* Start *

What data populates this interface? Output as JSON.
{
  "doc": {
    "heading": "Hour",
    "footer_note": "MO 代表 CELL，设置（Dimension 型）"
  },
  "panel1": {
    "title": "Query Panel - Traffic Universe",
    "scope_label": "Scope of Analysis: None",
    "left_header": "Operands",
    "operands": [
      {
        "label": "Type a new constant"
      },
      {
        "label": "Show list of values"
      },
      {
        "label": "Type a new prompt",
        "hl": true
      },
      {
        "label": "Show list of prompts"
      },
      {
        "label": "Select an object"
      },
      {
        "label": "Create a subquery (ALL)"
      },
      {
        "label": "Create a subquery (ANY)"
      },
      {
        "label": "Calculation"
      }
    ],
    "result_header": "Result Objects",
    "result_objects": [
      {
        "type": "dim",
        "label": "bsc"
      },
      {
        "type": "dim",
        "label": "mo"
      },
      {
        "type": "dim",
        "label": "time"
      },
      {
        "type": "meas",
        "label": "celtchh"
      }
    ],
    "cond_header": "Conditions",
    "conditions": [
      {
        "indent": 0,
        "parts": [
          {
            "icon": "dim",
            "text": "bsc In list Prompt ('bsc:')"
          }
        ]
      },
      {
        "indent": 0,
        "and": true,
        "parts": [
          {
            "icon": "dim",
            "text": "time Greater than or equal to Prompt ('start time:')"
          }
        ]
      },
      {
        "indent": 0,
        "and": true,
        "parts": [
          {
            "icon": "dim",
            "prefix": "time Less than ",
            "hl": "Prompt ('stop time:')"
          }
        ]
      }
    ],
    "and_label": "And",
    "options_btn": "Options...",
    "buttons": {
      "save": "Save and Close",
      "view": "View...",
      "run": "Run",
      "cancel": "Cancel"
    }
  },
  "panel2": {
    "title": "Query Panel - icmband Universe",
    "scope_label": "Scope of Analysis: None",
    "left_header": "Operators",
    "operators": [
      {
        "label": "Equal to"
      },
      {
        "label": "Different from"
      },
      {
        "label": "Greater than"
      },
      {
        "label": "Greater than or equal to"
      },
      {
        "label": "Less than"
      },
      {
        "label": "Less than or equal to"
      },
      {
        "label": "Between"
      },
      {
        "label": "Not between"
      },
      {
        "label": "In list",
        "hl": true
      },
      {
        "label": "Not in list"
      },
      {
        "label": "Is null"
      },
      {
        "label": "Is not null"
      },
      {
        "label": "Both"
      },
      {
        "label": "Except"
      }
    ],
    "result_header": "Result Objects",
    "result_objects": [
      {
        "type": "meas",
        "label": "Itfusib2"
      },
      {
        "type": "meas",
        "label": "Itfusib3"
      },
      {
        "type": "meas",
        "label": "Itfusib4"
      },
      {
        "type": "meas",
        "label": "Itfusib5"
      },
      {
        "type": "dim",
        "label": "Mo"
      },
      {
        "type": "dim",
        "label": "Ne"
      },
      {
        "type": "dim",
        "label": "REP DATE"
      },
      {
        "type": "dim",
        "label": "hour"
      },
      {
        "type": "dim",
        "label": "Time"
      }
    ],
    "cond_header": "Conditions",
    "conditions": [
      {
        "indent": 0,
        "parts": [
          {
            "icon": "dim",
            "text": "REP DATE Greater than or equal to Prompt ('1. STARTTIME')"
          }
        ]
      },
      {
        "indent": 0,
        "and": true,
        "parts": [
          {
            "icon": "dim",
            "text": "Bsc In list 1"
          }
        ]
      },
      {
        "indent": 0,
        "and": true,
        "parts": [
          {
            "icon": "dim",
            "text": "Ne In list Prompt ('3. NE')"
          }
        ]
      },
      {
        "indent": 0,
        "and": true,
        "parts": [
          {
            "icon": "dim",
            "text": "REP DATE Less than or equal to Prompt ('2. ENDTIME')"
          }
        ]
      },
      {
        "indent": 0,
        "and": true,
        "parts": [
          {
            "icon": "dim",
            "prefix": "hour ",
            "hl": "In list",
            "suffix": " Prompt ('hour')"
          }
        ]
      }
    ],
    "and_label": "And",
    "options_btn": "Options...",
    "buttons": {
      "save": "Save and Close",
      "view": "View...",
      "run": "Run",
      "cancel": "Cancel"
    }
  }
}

* End *

GOAL OF THE EXERCISE: Extract each entry in full and write it down exactly.

WRITTEN RESPONSE:
What data populates this interface? Output as JSON.
{
  "doc": {
    "heading": "Hour",
    "footer_note": "MO 代表 CELL，设置（Dimension 型）"
  },
  "panel1": {
    "title": "Query Panel - Traffic Universe",
    "scope_label": "Scope of Analysis: None",
    "left_header": "Operands",
    "operands": [
      {
        "label": "Type a new constant"
      },
      {
        "label": "Show list of values"
      },
      {
        "label": "Type a new prompt",
        "hl": true
      },
      {
        "label": "Show list of prompts"
      },
      {
        "label": "Select an object"
      },
      {
        "label": "Create a subquery (ALL)"
      },
      {
        "label": "Create a subquery (ANY)"
      },
      {
        "label": "Calculation"
      }
    ],
    "result_header": "Result Objects",
    "result_objects": [
      {
        "type": "dim",
        "label": "bsc"
      },
      {
        "type": "dim",
        "label": "mo"
      },
      {
        "type": "dim",
        "label": "time"
      },
      {
        "type": "meas",
        "label": "celtchh"
      }
    ],
    "cond_header": "Conditions",
    "conditions": [
      {
        "indent": 0,
        "parts": [
          {
            "icon": "dim",
            "text": "bsc In list Prompt ('bsc:')"
          }
        ]
      },
      {
        "indent": 0,
        "and": true,
        "parts": [
          {
            "icon": "dim",
            "text": "time Greater than or equal to Prompt ('start time:')"
          }
        ]
      },
      {
        "indent": 0,
        "and": true,
        "parts": [
          {
            "icon": "dim",
            "prefix": "time Less than ",
            "hl": "Prompt ('stop time:')"
          }
        ]
      }
    ],
    "and_label": "And",
    "options_btn": "Options...",
    "buttons": {
      "save": "Save and Close",
      "view": "View...",
      "run": "Run",
      "cancel": "Cancel"
    }
  },
  "panel2": {
    "title": "Query Panel - icmband Universe",
    "scope_label": "Scope of Analysis: None",
    "left_header": "Operators",
    "operators": [
      {
        "label": "Equal to"
      },
      {
        "label": "Different from"
      },
      {
        "label": "Greater than"
      },
      {
        "label": "Greater than or equal to"
      },
      {
        "label": "Less than"
      },
      {
        "label": "Less than or equal to"
      },
      {
        "label": "Between"
      },
      {
        "label": "Not between"
      },
      {
        "label": "In list",
        "hl": true
      },
      {
        "label": "Not in list"
      },
      {
        "label": "Is null"
      },
      {
        "label": "Is not null"
      },
      {
        "label": "Both"
      },
      {
        "label": "Except"
      }
    ],
    "result_header": "Result Objects",
    "result_objects": [
      {
        "type": "meas",
        "label": "Itfusib2"
      },
      {
        "type": "meas",
        "label": "Itfusib3"
      },
      {
        "type": "meas",
        "label": "Itfusib4"
      },
      {
        "type": "meas",
        "label": "Itfusib5"
      },
      {
        "type": "dim",
        "label": "Mo"
      },
      {
        "type": "dim",
        "label": "Ne"
      },
      {
        "type": "dim",
        "label": "REP DATE"
      },
      {
        "type": "dim",
        "label": "hour"
      },
      {
        "type": "dim",
        "label": "Time"
      }
    ],
    "cond_header": "Conditions",
    "conditions": [
      {
        "indent": 0,
        "parts": [
          {
            "icon": "dim",
            "text": "REP DATE Greater than or equal to Prompt ('1. STARTTIME')"
          }
        ]
      },
      {
        "indent": 0,
        "and": true,
        "parts": [
          {
            "icon": "dim",
            "text": "Bsc In list 1"
          }
        ]
      },
      {
        "indent": 0,
        "and": true,
        "parts": [
          {
            "icon": "dim",
            "text": "Ne In list Prompt ('3. NE')"
          }
        ]
      },
      {
        "indent": 0,
        "and": true,
        "parts": [
          {
            "icon": "dim",
            "text": "REP DATE Less than or equal to Prompt ('2. ENDTIME')"
          }
        ]
      },
      {
        "indent": 0,
        "and": true,
        "parts": [
          {
            "icon": "dim",
            "prefix": "hour ",
            "hl": "In list",
            "suffix": " Prompt ('hour')"
          }
        ]
      }
    ],
    "and_label": "And",
    "options_btn": "Options...",
    "buttons": {
      "save": "Save and Close",
      "view": "View...",
      "run": "Run",
      "cancel": "Cancel"
    }
  }
}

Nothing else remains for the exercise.